# TASK DIRECTIONS
Starting at the line that contains "Give me the", write out each line through the end of the data below, exactly as it stands. Skip any pictures.

--- MATERIAL ---

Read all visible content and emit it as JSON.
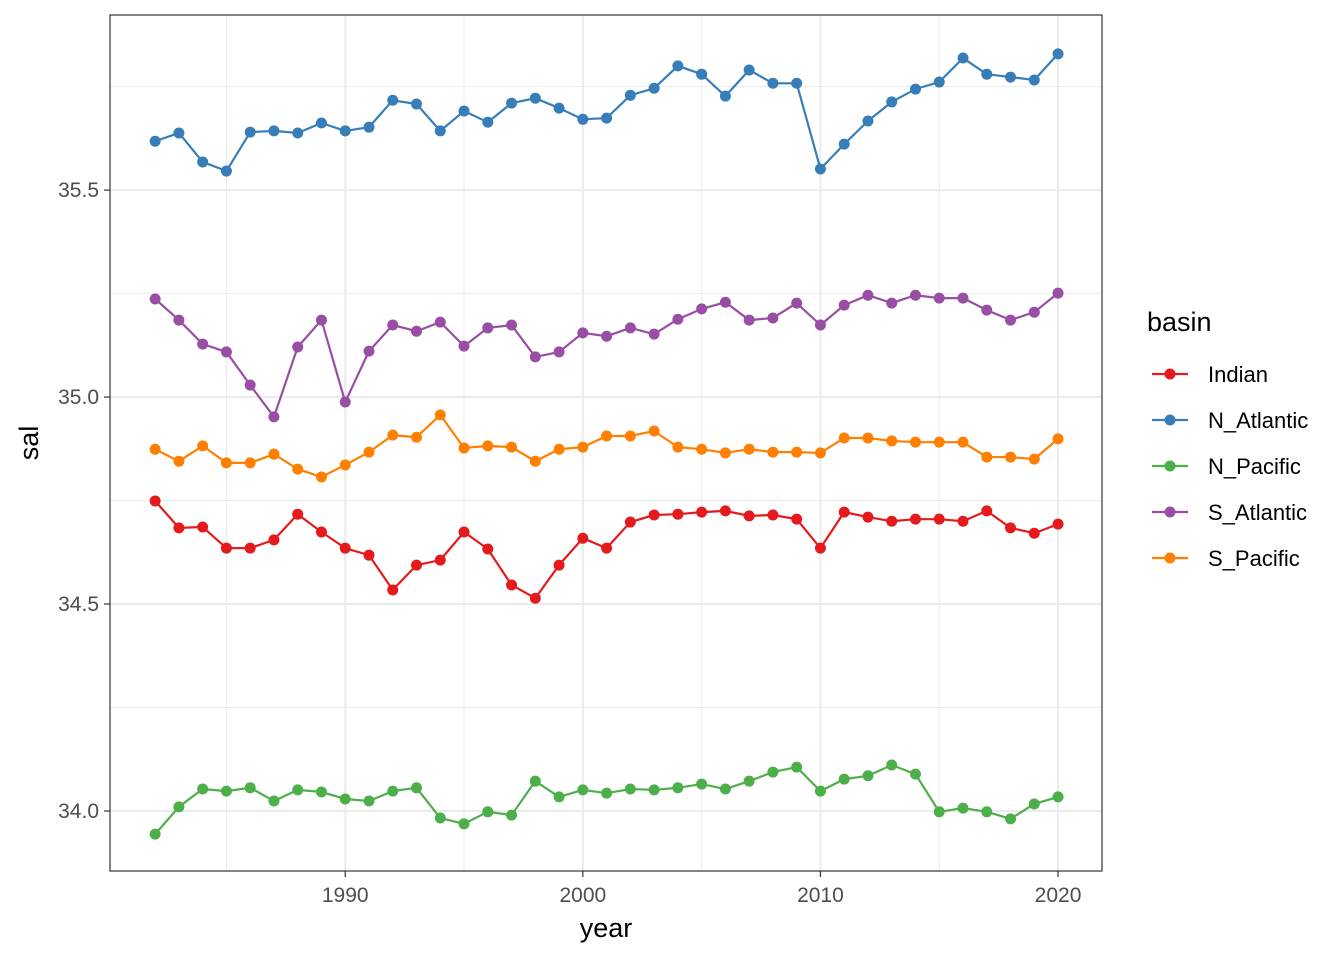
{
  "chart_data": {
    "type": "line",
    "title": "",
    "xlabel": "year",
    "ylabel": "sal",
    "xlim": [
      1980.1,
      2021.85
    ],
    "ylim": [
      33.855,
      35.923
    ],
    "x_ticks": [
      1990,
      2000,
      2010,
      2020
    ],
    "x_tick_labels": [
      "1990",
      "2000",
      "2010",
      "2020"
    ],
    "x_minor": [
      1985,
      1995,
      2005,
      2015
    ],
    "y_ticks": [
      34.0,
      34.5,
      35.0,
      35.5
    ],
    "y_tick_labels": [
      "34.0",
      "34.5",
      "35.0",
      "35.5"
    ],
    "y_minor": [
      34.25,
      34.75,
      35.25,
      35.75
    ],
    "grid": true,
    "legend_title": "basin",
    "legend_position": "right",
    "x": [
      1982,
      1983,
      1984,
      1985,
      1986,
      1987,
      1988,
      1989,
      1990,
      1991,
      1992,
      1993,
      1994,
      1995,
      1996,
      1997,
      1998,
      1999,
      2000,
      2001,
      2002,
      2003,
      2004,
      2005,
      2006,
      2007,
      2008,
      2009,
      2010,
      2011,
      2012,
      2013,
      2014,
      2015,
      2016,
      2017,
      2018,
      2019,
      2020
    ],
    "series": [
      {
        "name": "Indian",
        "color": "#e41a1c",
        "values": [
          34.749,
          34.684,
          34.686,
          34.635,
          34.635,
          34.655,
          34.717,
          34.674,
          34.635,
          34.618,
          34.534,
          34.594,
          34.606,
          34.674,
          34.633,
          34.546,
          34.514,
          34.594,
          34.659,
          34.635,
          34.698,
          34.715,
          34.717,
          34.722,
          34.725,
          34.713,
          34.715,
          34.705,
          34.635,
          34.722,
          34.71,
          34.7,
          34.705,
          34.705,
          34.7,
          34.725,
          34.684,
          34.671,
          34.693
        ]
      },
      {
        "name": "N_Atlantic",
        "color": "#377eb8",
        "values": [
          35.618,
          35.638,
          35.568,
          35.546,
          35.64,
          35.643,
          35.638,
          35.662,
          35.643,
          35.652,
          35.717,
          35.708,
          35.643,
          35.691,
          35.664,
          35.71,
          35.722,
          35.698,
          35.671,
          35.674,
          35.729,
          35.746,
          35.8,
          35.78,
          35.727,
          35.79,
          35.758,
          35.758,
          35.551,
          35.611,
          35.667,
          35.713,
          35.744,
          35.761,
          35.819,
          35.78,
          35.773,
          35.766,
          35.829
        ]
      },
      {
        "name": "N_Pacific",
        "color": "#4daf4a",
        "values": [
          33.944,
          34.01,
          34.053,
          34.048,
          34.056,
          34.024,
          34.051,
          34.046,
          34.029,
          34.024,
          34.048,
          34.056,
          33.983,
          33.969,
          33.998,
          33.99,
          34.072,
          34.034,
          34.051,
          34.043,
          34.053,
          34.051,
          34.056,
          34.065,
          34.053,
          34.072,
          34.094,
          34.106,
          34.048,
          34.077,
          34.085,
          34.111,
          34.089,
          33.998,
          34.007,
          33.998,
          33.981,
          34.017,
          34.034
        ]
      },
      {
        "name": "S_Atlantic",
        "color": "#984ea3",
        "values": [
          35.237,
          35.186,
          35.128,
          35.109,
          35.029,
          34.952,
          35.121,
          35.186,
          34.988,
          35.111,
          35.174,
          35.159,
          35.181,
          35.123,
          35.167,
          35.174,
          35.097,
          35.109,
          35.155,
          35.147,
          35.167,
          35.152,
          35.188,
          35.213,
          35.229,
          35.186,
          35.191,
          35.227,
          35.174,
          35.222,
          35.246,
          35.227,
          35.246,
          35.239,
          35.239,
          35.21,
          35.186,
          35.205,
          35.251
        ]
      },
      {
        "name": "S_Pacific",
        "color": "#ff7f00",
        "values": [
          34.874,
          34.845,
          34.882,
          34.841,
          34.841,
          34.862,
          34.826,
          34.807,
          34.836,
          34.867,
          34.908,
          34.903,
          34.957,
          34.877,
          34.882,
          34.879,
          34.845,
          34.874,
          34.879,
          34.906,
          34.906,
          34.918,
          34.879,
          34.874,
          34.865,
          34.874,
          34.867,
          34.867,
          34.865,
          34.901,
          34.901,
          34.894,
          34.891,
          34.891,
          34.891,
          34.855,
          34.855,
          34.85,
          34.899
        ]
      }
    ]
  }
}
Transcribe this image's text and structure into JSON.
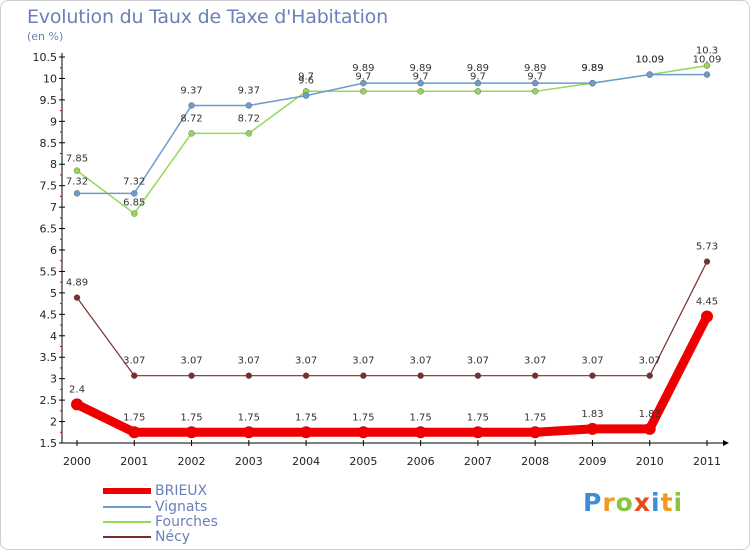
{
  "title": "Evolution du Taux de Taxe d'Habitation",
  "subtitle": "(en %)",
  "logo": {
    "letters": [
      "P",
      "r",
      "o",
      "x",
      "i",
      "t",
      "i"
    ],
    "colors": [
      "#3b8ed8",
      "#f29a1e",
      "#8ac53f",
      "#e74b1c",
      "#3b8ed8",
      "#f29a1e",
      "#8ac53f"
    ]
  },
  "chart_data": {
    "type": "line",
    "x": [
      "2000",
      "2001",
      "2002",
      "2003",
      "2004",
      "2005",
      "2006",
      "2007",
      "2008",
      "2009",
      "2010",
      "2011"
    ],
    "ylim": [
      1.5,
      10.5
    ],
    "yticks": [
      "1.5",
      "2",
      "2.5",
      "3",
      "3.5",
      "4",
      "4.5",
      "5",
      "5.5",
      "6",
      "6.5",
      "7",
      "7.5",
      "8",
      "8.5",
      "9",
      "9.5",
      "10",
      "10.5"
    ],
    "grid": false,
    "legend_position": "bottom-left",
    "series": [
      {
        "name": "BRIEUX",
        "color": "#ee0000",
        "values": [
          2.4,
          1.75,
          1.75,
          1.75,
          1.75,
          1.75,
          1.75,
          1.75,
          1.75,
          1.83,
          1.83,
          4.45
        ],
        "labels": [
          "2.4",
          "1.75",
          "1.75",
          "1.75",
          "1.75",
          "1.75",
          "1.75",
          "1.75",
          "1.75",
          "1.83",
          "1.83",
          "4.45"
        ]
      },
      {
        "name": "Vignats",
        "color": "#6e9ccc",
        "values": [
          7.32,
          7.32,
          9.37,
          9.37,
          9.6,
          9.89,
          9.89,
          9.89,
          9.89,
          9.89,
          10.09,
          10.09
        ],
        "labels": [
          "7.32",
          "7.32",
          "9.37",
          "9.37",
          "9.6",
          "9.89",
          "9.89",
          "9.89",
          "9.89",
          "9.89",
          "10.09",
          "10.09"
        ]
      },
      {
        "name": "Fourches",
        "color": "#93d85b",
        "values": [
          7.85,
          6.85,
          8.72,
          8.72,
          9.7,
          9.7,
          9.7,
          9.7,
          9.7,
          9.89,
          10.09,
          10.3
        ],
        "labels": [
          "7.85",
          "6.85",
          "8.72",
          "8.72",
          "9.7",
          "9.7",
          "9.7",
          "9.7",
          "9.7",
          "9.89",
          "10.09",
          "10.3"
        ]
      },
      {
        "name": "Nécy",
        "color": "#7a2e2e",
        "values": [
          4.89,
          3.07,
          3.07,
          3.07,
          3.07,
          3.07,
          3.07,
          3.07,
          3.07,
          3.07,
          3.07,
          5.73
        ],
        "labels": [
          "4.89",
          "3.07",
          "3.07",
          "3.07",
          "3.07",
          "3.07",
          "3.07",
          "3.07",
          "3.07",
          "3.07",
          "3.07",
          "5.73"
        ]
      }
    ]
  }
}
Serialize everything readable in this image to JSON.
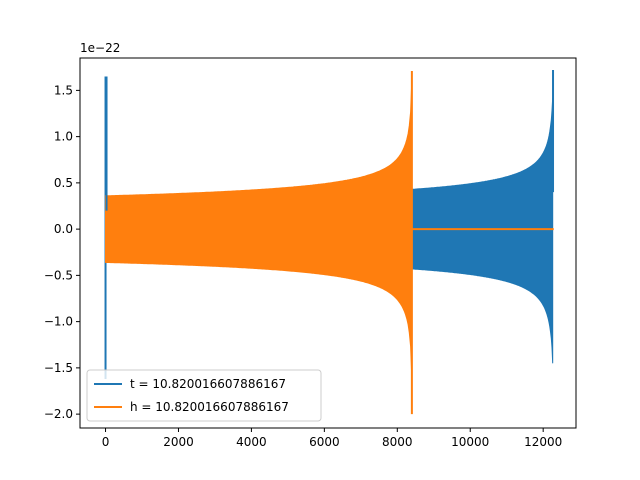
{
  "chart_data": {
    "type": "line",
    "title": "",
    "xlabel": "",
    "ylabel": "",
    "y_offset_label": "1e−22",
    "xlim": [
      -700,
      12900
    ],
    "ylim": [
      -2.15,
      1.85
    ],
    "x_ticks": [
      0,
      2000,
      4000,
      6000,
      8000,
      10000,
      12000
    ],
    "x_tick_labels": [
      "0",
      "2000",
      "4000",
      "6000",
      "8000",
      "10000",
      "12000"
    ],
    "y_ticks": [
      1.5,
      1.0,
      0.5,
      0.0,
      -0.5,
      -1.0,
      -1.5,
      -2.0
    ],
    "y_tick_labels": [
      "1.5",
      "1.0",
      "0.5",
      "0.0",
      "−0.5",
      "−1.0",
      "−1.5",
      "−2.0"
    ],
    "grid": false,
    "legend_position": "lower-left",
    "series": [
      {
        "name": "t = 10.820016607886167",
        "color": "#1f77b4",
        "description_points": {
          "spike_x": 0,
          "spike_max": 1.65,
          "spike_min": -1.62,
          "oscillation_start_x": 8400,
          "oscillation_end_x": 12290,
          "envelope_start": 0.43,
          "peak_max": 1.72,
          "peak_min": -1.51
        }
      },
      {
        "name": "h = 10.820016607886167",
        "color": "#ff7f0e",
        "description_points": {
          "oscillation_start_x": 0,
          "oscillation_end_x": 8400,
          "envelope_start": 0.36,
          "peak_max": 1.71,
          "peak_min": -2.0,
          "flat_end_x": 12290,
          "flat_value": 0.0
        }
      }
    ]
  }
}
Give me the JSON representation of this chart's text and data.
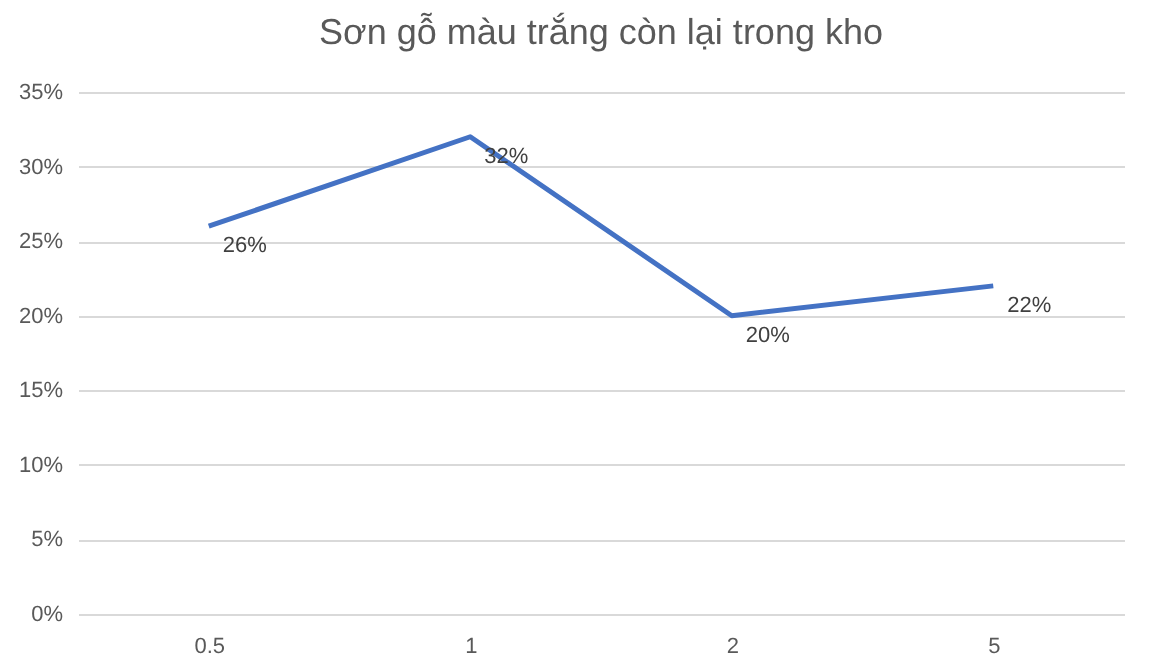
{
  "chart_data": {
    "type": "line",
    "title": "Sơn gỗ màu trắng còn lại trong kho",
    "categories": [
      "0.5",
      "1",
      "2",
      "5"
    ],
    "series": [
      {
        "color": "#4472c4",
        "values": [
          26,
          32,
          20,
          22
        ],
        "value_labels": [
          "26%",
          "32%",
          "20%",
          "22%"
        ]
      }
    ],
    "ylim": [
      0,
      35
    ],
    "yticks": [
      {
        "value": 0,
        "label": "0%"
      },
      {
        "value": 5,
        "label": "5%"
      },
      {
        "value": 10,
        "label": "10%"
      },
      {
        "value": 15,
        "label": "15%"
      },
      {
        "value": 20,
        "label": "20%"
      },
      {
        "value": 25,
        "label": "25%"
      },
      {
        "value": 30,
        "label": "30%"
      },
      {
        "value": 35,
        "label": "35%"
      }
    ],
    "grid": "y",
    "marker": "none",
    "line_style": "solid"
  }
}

---

# ANSWER TO THE EXERCISE
Give me the JSON representation of this chart's text and data.
{
  "chart_data": {
    "type": "line",
    "title": "Sơn gỗ màu trắng còn lại trong kho",
    "categories": [
      "0.5",
      "1",
      "2",
      "5"
    ],
    "series": [
      {
        "color": "#4472c4",
        "values": [
          26,
          32,
          20,
          22
        ],
        "value_labels": [
          "26%",
          "32%",
          "20%",
          "22%"
        ]
      }
    ],
    "ylim": [
      0,
      35
    ],
    "yticks": [
      {
        "value": 0,
        "label": "0%"
      },
      {
        "value": 5,
        "label": "5%"
      },
      {
        "value": 10,
        "label": "10%"
      },
      {
        "value": 15,
        "label": "15%"
      },
      {
        "value": 20,
        "label": "20%"
      },
      {
        "value": 25,
        "label": "25%"
      },
      {
        "value": 30,
        "label": "30%"
      },
      {
        "value": 35,
        "label": "35%"
      }
    ],
    "grid": "y",
    "marker": "none",
    "line_style": "solid"
  }
}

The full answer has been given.